EXERCISE AIM - Extract every record, keeping each one exactly as it is.

Records from a data collection -

◇ ◇ ◇ ◇ ◇

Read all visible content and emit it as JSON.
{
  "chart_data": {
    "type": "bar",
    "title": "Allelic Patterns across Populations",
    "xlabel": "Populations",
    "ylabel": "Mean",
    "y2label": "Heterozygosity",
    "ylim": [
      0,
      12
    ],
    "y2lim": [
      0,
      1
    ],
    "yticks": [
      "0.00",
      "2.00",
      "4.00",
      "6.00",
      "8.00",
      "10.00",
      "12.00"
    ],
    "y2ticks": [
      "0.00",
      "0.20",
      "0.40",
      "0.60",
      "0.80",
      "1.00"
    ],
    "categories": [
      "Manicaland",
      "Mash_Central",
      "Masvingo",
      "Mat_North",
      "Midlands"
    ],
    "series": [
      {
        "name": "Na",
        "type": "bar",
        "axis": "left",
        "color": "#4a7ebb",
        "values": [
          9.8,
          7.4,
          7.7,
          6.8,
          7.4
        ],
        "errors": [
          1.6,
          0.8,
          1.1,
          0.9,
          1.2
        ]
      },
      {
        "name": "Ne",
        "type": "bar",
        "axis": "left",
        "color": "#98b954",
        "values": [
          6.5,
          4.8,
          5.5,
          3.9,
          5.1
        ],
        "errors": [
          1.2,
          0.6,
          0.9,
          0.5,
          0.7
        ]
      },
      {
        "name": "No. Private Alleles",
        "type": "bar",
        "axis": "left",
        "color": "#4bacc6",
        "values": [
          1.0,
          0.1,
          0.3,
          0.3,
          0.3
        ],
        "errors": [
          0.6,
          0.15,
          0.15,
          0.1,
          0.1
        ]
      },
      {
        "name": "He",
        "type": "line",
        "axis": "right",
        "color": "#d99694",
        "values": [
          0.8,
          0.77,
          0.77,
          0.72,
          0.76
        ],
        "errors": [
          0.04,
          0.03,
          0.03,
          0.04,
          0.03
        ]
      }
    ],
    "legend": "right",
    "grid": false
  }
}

◇ ◇ ◇ ◇ ◇

THE COMPLETED TASK -
Read all visible content and emit it as JSON.
{
  "chart_data": {
    "type": "bar",
    "title": "Allelic Patterns across Populations",
    "xlabel": "Populations",
    "ylabel": "Mean",
    "y2label": "Heterozygosity",
    "ylim": [
      0,
      12
    ],
    "y2lim": [
      0,
      1
    ],
    "yticks": [
      "0.00",
      "2.00",
      "4.00",
      "6.00",
      "8.00",
      "10.00",
      "12.00"
    ],
    "y2ticks": [
      "0.00",
      "0.20",
      "0.40",
      "0.60",
      "0.80",
      "1.00"
    ],
    "categories": [
      "Manicaland",
      "Mash_Central",
      "Masvingo",
      "Mat_North",
      "Midlands"
    ],
    "series": [
      {
        "name": "Na",
        "type": "bar",
        "axis": "left",
        "color": "#4a7ebb",
        "values": [
          9.8,
          7.4,
          7.7,
          6.8,
          7.4
        ],
        "errors": [
          1.6,
          0.8,
          1.1,
          0.9,
          1.2
        ]
      },
      {
        "name": "Ne",
        "type": "bar",
        "axis": "left",
        "color": "#98b954",
        "values": [
          6.5,
          4.8,
          5.5,
          3.9,
          5.1
        ],
        "errors": [
          1.2,
          0.6,
          0.9,
          0.5,
          0.7
        ]
      },
      {
        "name": "No. Private Alleles",
        "type": "bar",
        "axis": "left",
        "color": "#4bacc6",
        "values": [
          1.0,
          0.1,
          0.3,
          0.3,
          0.3
        ],
        "errors": [
          0.6,
          0.15,
          0.15,
          0.1,
          0.1
        ]
      },
      {
        "name": "He",
        "type": "line",
        "axis": "right",
        "color": "#d99694",
        "values": [
          0.8,
          0.77,
          0.77,
          0.72,
          0.76
        ],
        "errors": [
          0.04,
          0.03,
          0.03,
          0.04,
          0.03
        ]
      }
    ],
    "legend": "right",
    "grid": false
  }
}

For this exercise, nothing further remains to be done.